Give the data a second time, exactly and in full.
[start ENTRIES SHOWN]
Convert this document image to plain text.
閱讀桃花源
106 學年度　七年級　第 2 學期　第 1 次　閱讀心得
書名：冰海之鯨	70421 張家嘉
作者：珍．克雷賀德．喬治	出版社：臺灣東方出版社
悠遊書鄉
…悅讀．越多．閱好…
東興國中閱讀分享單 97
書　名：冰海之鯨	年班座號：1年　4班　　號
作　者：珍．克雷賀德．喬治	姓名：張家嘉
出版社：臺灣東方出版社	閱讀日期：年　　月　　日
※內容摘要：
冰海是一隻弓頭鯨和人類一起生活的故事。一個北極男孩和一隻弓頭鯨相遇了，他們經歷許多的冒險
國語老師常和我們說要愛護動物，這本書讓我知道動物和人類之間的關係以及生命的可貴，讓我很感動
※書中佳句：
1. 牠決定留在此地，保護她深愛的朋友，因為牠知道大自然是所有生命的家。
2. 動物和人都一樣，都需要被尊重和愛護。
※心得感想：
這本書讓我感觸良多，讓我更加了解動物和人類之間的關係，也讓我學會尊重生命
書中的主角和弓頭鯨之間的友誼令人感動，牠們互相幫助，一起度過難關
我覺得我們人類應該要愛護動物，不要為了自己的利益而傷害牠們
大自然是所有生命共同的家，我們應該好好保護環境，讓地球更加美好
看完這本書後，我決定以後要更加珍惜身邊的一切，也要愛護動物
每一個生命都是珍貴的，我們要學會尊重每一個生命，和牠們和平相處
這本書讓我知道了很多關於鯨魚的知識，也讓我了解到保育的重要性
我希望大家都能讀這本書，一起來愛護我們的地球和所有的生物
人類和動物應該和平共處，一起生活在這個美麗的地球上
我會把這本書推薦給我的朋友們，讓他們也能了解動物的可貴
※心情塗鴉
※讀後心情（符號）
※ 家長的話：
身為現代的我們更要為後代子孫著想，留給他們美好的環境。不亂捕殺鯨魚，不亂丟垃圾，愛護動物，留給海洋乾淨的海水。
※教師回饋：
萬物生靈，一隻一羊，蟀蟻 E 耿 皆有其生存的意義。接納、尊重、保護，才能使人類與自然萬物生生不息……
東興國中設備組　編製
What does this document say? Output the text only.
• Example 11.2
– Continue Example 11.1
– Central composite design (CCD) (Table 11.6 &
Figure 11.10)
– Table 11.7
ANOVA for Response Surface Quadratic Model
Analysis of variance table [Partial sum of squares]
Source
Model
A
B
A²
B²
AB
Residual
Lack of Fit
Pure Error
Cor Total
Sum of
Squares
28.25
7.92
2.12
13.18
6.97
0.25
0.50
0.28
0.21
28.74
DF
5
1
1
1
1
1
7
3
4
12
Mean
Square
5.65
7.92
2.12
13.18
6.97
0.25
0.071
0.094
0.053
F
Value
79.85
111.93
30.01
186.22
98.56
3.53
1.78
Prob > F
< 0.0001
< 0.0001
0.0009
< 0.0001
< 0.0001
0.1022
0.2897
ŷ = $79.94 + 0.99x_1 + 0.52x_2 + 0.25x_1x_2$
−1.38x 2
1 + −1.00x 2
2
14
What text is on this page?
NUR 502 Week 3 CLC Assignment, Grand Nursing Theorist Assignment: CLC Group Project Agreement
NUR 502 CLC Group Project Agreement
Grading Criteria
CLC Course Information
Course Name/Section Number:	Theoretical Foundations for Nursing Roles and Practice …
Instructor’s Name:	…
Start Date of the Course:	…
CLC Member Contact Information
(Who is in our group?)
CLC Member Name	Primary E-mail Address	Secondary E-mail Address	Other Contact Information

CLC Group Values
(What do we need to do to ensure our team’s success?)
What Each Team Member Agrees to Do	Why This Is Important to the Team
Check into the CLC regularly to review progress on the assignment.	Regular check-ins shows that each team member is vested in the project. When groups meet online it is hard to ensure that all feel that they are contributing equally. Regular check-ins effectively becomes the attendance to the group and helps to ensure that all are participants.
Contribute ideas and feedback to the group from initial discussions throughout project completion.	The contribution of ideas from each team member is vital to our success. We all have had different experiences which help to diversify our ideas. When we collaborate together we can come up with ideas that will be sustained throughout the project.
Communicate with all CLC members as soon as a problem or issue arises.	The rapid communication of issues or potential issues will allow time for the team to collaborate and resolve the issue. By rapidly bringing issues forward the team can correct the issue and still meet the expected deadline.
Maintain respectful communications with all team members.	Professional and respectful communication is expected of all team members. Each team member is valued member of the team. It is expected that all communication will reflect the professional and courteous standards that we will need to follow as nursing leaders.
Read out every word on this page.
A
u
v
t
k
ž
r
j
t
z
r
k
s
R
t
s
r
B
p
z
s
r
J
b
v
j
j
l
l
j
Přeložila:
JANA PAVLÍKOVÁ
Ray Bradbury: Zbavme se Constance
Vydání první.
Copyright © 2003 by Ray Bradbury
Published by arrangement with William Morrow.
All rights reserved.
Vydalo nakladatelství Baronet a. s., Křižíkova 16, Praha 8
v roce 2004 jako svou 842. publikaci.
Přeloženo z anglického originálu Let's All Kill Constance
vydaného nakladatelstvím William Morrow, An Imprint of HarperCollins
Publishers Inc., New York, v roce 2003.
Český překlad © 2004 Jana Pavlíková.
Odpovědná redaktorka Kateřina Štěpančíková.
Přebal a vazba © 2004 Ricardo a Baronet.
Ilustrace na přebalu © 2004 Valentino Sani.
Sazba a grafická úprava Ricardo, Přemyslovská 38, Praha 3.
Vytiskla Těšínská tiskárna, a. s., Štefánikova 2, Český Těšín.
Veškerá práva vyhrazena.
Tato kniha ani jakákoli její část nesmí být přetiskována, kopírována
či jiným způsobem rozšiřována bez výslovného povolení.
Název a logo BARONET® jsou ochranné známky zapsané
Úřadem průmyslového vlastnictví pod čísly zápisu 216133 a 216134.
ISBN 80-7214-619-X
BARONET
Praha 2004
[end ENTRIES SHOWN]
■ COMPLETED EXERCISE
Convert this document image to plain text.
閱讀桃花源
106 學年度　七年級　第 2 學期　第 1 次　閱讀心得
書名：冰海之鯨	70421 張家嘉
作者：珍．克雷賀德．喬治	出版社：臺灣東方出版社
悠遊書鄉
…悅讀．越多．閱好…
東興國中閱讀分享單 97
書　名：冰海之鯨	年班座號：1年　4班　　號
作　者：珍．克雷賀德．喬治	姓名：張家嘉
出版社：臺灣東方出版社	閱讀日期：年　　月　　日
※內容摘要：
冰海是一隻弓頭鯨和人類一起生活的故事。一個北極男孩和一隻弓頭鯨相遇了，他們經歷許多的冒險
國語老師常和我們說要愛護動物，這本書讓我知道動物和人類之間的關係以及生命的可貴，讓我很感動
※書中佳句：
1. 牠決定留在此地，保護她深愛的朋友，因為牠知道大自然是所有生命的家。
2. 動物和人都一樣，都需要被尊重和愛護。
※心得感想：
這本書讓我感觸良多，讓我更加了解動物和人類之間的關係，也讓我學會尊重生命
書中的主角和弓頭鯨之間的友誼令人感動，牠們互相幫助，一起度過難關
我覺得我們人類應該要愛護動物，不要為了自己的利益而傷害牠們
大自然是所有生命共同的家，我們應該好好保護環境，讓地球更加美好
看完這本書後，我決定以後要更加珍惜身邊的一切，也要愛護動物
每一個生命都是珍貴的，我們要學會尊重每一個生命，和牠們和平相處
這本書讓我知道了很多關於鯨魚的知識，也讓我了解到保育的重要性
我希望大家都能讀這本書，一起來愛護我們的地球和所有的生物
人類和動物應該和平共處，一起生活在這個美麗的地球上
我會把這本書推薦給我的朋友們，讓他們也能了解動物的可貴
※心情塗鴉
※讀後心情（符號）
※ 家長的話：
身為現代的我們更要為後代子孫著想，留給他們美好的環境。不亂捕殺鯨魚，不亂丟垃圾，愛護動物，留給海洋乾淨的海水。
※教師回饋：
萬物生靈，一隻一羊，蟀蟻 E 耿 皆有其生存的意義。接納、尊重、保護，才能使人類與自然萬物生生不息……
東興國中設備組　編製
What does this document say? Output the text only.
• Example 11.2
– Continue Example 11.1
– Central composite design (CCD) (Table 11.6 &
Figure 11.10)
– Table 11.7
ANOVA for Response Surface Quadratic Model
Analysis of variance table [Partial sum of squares]
Source
Model
A
B
A²
B²
AB
Residual
Lack of Fit
Pure Error
Cor Total
Sum of
Squares
28.25
7.92
2.12
13.18
6.97
0.25
0.50
0.28
0.21
28.74
DF
5
1
1
1
1
1
7
3
4
12
Mean
Square
5.65
7.92
2.12
13.18
6.97
0.25
0.071
0.094
0.053
F
Value
79.85
111.93
30.01
186.22
98.56
3.53
1.78
Prob > F
< 0.0001
< 0.0001
0.0009
< 0.0001
< 0.0001
0.1022
0.2897
ŷ = $79.94 + 0.99x_1 + 0.52x_2 + 0.25x_1x_2$
−1.38x 2
1 + −1.00x 2
2
14
What text is on this page?
NUR 502 Week 3 CLC Assignment, Grand Nursing Theorist Assignment: CLC Group Project Agreement
NUR 502 CLC Group Project Agreement
Grading Criteria
CLC Course Information
Course Name/Section Number:	Theoretical Foundations for Nursing Roles and Practice …
Instructor’s Name:	…
Start Date of the Course:	…
CLC Member Contact Information
(Who is in our group?)
CLC Member Name	Primary E-mail Address	Secondary E-mail Address	Other Contact Information

CLC Group Values
(What do we need to do to ensure our team’s success?)
What Each Team Member Agrees to Do	Why This Is Important to the Team
Check into the CLC regularly to review progress on the assignment.	Regular check-ins shows that each team member is vested in the project. When groups meet online it is hard to ensure that all feel that they are contributing equally. Regular check-ins effectively becomes the attendance to the group and helps to ensure that all are participants.
Contribute ideas and feedback to the group from initial discussions throughout project completion.	The contribution of ideas from each team member is vital to our success. We all have had different experiences which help to diversify our ideas. When we collaborate together we can come up with ideas that will be sustained throughout the project.
Communicate with all CLC members as soon as a problem or issue arises.	The rapid communication of issues or potential issues will allow time for the team to collaborate and resolve the issue. By rapidly bringing issues forward the team can correct the issue and still meet the expected deadline.
Maintain respectful communications with all team members.	Professional and respectful communication is expected of all team members. Each team member is valued member of the team. It is expected that all communication will reflect the professional and courteous standards that we will need to follow as nursing leaders.
Read out every word on this page.
A
u
v
t
k
ž
r
j
t
z
r
k
s
R
t
s
r
B
p
z
s
r
J
b
v
j
j
l
l
j
Přeložila:
JANA PAVLÍKOVÁ
Ray Bradbury: Zbavme se Constance
Vydání první.
Copyright © 2003 by Ray Bradbury
Published by arrangement with William Morrow.
All rights reserved.
Vydalo nakladatelství Baronet a. s., Křižíkova 16, Praha 8
v roce 2004 jako svou 842. publikaci.
Přeloženo z anglického originálu Let's All Kill Constance
vydaného nakladatelstvím William Morrow, An Imprint of HarperCollins
Publishers Inc., New York, v roce 2003.
Český překlad © 2004 Jana Pavlíková.
Odpovědná redaktorka Kateřina Štěpančíková.
Přebal a vazba © 2004 Ricardo a Baronet.
Ilustrace na přebalu © 2004 Valentino Sani.
Sazba a grafická úprava Ricardo, Přemyslovská 38, Praha 3.
Vytiskla Těšínská tiskárna, a. s., Štefánikova 2, Český Těšín.
Veškerá práva vyhrazena.
Tato kniha ani jakákoli její část nesmí být přetiskována, kopírována
či jiným způsobem rozšiřována bez výslovného povolení.
Název a logo BARONET® jsou ochranné známky zapsané
Úřadem průmyslového vlastnictví pod čísly zápisu 216133 a 216134.
ISBN 80-7214-619-X
BARONET
Praha 2004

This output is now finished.